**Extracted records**
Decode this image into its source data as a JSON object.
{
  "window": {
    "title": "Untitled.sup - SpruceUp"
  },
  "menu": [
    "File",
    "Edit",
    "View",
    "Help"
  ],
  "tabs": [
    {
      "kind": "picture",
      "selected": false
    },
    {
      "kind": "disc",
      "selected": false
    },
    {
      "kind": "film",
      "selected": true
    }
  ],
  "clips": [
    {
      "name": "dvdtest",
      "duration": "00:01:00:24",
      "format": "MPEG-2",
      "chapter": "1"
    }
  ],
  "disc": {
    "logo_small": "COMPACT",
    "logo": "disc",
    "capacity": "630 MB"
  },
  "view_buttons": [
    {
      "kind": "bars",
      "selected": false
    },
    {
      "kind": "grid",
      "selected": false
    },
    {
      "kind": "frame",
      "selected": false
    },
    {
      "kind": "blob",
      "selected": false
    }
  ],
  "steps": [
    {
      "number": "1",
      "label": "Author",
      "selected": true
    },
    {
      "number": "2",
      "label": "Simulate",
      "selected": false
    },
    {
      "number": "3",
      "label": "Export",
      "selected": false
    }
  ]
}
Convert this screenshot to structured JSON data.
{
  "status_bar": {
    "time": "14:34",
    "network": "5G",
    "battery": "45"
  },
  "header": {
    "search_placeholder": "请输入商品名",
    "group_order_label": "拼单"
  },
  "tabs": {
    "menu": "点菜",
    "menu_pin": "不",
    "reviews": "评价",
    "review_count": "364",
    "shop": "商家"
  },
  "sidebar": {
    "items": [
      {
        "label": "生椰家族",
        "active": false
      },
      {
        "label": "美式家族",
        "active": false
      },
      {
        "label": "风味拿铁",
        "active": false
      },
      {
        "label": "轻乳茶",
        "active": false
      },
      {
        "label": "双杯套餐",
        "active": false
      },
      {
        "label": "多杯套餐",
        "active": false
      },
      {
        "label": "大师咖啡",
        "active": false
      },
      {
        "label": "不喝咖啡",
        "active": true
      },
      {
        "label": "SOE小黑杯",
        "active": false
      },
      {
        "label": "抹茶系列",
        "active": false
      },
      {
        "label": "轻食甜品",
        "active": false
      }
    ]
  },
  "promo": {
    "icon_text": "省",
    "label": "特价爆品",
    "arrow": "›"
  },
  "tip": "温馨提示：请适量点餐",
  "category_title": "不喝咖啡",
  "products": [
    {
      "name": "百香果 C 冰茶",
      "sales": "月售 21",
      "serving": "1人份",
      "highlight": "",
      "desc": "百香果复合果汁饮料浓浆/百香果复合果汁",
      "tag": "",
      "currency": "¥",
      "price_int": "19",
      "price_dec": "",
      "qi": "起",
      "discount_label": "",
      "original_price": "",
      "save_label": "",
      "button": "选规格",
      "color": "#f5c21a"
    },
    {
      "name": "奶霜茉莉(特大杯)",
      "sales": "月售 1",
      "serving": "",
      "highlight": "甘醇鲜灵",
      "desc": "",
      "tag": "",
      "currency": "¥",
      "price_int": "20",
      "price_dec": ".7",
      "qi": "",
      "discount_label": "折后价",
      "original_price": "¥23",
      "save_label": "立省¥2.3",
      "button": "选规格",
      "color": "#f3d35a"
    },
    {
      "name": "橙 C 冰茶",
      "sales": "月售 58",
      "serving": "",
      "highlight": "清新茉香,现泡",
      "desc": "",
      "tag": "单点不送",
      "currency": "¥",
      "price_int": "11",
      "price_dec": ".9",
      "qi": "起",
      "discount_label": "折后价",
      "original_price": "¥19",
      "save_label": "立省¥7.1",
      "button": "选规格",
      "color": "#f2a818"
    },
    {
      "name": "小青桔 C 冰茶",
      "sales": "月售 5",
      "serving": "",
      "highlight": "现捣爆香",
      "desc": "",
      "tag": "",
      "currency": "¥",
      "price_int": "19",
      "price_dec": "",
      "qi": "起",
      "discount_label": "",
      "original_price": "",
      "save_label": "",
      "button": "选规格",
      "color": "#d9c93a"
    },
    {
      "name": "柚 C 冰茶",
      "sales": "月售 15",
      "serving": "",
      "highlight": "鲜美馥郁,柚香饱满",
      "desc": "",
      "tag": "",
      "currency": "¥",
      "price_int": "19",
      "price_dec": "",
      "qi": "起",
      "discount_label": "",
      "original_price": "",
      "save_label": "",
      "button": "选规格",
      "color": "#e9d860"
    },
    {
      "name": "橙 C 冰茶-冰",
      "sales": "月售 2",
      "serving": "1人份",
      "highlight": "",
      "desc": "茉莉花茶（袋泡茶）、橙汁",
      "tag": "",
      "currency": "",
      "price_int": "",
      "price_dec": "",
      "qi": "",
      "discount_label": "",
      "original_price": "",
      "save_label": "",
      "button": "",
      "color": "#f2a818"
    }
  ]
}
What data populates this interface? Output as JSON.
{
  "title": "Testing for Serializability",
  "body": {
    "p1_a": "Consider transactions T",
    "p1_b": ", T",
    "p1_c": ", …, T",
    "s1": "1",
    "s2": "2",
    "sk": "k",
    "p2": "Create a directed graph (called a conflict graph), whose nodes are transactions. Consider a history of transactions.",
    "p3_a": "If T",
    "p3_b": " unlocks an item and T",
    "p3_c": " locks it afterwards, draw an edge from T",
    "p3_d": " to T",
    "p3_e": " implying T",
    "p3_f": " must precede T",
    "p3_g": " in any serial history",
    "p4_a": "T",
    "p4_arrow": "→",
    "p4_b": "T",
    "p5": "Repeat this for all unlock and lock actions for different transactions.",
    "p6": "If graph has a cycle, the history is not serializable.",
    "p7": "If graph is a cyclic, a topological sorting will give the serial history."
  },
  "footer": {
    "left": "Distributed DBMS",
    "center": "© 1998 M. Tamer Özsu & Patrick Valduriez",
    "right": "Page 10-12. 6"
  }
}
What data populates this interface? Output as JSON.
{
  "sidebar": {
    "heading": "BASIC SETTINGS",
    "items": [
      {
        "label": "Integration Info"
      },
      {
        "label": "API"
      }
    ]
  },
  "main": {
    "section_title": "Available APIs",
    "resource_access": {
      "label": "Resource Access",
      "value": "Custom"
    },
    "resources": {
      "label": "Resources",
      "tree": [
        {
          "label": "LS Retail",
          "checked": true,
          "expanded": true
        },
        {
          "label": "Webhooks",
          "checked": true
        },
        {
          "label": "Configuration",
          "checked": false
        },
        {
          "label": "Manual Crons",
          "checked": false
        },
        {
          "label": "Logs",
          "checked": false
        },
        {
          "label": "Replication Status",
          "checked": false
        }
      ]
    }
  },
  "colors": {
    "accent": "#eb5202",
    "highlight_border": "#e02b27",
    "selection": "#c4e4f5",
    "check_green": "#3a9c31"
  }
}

**WHAT IS REQUIRED**
Each line containing the word "JSON" counts once; say how many such lines there are, giving only the number.

**RESULT OF THE EXERCISE**
4